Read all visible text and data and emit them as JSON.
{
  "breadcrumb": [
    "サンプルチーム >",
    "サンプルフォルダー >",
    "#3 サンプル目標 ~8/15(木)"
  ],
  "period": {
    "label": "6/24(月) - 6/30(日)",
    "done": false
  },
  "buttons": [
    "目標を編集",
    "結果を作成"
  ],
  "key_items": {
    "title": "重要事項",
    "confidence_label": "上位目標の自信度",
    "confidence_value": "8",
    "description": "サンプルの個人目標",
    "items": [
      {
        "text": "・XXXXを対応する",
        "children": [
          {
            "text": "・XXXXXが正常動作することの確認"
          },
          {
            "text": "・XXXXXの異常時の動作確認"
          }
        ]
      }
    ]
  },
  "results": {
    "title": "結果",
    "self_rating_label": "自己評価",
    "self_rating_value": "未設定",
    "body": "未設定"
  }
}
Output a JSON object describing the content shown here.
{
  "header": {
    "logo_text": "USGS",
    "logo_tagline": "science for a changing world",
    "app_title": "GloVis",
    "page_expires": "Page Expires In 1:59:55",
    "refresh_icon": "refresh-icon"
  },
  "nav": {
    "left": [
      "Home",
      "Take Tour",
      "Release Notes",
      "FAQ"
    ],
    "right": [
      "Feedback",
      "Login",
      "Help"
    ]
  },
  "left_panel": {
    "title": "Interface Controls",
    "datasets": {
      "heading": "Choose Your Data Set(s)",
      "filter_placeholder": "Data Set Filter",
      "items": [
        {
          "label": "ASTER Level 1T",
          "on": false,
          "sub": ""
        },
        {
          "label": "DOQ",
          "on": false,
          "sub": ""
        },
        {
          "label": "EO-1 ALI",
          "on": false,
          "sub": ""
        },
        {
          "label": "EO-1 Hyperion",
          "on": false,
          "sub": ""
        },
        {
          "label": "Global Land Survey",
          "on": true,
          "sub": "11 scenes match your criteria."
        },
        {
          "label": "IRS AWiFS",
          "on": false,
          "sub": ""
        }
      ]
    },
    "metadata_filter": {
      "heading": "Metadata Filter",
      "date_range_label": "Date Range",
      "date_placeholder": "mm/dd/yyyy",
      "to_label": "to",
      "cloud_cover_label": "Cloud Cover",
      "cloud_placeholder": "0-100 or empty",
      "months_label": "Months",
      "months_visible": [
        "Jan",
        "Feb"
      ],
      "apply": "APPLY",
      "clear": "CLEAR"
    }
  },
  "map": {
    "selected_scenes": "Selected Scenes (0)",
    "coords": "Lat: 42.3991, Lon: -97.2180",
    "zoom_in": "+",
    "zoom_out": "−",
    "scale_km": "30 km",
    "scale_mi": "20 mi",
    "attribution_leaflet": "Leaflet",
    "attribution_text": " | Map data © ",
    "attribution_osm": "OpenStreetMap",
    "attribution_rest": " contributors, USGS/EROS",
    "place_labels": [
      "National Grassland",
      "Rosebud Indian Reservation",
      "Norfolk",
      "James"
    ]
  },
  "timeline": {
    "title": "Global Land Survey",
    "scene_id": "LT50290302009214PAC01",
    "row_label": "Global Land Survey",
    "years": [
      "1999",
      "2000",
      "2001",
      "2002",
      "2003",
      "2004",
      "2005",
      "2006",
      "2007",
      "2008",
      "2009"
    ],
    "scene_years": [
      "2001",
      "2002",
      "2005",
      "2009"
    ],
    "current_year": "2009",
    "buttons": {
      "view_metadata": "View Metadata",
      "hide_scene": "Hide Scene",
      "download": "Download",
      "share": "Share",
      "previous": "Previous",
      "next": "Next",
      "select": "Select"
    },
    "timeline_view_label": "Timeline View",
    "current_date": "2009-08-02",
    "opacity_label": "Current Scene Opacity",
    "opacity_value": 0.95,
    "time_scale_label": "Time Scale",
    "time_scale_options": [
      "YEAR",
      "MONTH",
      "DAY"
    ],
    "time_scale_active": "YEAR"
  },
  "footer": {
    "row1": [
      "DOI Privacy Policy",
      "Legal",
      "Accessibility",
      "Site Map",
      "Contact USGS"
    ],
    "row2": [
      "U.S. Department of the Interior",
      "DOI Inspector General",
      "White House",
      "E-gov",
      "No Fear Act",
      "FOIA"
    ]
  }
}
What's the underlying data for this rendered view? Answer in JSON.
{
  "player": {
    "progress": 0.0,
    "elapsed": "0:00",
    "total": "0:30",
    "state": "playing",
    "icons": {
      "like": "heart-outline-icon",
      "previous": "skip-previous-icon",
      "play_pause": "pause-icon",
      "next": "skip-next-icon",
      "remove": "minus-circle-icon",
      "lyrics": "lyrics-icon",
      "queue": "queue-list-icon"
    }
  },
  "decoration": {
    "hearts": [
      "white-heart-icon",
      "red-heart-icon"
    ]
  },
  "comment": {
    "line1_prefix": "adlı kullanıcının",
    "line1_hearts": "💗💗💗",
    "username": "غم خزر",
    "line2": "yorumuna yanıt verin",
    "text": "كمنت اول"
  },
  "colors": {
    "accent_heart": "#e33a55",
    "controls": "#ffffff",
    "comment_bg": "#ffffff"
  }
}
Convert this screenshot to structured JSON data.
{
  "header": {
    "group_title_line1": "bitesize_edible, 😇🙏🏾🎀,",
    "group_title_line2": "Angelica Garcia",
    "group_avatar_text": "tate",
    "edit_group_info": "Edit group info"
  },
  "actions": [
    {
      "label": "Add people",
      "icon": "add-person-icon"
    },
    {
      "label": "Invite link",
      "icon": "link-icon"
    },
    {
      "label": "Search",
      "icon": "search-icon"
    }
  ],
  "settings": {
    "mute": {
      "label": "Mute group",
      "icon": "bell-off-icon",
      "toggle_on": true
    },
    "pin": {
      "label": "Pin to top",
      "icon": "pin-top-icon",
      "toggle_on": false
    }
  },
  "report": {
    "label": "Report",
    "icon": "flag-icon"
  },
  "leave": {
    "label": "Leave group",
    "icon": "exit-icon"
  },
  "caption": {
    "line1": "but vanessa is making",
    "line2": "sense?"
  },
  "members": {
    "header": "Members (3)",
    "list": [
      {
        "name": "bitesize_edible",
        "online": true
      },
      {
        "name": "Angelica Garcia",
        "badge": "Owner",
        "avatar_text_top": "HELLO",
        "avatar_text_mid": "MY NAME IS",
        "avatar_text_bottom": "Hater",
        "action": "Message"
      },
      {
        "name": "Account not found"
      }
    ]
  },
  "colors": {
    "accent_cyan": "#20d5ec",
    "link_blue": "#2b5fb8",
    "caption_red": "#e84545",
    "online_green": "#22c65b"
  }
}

..........

Objective: Find and copy every line in the entries above where the string "heading" occurs.

Task response:
      "heading": "Choose Your Data Set(s)",
      "heading": "Metadata Filter",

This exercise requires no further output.